[Records from a data collection]

--- --- ---

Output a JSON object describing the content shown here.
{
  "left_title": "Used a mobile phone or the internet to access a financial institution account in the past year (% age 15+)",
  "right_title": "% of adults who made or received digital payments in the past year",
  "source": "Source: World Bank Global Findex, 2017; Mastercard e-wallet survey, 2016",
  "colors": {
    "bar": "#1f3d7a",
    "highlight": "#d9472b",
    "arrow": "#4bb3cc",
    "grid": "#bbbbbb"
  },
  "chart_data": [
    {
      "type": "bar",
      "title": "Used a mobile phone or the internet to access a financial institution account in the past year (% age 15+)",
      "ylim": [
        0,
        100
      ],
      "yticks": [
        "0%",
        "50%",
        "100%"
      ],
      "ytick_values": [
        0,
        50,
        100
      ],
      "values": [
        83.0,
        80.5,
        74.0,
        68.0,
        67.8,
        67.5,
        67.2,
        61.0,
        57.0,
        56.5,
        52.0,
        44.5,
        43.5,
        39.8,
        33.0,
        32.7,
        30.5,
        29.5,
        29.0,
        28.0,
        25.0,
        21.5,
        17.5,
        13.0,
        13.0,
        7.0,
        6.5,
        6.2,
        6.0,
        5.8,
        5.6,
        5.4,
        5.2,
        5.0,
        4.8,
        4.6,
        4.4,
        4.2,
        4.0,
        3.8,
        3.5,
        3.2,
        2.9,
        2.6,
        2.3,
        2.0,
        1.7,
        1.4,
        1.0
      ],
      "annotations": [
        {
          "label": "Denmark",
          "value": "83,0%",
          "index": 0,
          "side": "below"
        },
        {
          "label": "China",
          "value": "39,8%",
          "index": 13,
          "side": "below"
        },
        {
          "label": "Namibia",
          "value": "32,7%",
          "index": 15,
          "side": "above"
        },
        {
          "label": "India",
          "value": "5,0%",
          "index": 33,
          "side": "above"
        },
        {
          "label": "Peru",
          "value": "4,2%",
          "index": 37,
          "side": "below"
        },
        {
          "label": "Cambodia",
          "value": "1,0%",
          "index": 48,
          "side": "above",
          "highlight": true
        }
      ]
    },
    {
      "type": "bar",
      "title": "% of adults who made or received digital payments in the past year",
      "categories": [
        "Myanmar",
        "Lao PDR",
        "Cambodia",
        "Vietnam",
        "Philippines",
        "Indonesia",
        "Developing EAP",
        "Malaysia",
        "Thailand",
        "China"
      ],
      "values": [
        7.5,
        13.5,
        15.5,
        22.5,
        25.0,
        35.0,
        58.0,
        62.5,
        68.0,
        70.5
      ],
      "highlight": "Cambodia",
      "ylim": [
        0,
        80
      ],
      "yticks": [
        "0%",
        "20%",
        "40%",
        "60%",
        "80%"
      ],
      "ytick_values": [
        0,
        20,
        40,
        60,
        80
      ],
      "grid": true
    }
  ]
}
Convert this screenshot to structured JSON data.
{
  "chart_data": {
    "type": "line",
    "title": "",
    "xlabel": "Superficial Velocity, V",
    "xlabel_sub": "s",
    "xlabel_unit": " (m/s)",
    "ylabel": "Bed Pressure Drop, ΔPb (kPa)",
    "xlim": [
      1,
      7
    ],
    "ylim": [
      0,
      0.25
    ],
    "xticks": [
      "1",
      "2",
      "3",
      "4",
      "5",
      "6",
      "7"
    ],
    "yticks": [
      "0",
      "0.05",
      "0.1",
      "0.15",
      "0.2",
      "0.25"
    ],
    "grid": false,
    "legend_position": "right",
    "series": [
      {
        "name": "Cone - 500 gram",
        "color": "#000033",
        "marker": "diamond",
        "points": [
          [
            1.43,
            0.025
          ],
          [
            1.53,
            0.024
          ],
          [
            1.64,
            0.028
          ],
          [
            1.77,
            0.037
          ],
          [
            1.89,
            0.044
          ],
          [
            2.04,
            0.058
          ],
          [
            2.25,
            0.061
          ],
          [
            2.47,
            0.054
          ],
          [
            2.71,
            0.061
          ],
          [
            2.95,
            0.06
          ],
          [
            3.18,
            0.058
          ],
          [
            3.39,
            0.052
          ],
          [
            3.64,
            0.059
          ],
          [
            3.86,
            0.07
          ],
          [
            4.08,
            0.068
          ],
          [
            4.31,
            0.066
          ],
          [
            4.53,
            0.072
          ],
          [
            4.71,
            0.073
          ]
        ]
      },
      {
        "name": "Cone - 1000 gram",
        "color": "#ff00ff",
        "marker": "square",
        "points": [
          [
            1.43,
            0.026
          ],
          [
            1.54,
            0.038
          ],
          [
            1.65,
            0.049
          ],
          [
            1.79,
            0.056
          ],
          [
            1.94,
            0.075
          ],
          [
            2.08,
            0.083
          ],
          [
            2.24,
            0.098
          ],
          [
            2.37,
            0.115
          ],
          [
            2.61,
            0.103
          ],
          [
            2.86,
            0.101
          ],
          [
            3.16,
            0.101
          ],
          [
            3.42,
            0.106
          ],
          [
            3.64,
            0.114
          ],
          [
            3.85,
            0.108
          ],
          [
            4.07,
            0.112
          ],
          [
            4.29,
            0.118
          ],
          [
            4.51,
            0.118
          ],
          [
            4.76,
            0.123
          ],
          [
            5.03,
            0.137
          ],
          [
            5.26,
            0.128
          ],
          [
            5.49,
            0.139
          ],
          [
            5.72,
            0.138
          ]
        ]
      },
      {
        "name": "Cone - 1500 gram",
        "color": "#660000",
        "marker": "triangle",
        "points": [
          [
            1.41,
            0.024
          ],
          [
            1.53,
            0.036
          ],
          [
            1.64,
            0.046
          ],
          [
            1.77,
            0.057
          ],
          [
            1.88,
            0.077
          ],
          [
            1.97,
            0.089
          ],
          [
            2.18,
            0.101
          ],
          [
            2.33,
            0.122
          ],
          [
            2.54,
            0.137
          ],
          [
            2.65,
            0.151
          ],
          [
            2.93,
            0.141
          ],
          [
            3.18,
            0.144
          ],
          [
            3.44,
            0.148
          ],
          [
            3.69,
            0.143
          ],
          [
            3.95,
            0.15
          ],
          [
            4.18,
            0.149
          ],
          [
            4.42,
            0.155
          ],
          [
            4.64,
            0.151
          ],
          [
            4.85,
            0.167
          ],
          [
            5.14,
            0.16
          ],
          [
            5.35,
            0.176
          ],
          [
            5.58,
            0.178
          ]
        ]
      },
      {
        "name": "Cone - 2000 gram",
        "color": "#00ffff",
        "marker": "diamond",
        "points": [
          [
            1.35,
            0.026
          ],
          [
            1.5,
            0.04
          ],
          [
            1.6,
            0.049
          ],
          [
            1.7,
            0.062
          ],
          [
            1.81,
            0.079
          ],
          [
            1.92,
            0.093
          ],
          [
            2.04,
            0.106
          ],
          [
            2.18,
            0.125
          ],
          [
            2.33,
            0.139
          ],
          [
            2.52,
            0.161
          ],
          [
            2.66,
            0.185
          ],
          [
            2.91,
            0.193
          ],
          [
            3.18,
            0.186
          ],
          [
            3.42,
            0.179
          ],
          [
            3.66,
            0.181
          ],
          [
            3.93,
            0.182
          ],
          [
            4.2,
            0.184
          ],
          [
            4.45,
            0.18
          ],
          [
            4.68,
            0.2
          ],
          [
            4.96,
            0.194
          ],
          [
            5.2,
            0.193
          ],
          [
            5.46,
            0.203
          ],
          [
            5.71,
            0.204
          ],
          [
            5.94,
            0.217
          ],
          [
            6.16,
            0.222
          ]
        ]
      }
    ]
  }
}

--- --- ---

What you are asked to do » Search the records for the word "gram" and copy every line where it occurs.

Exercise response »
        "name": "Cone - 500 gram",
        "name": "Cone - 1000 gram",
        "name": "Cone - 1500 gram",
        "name": "Cone - 2000 gram",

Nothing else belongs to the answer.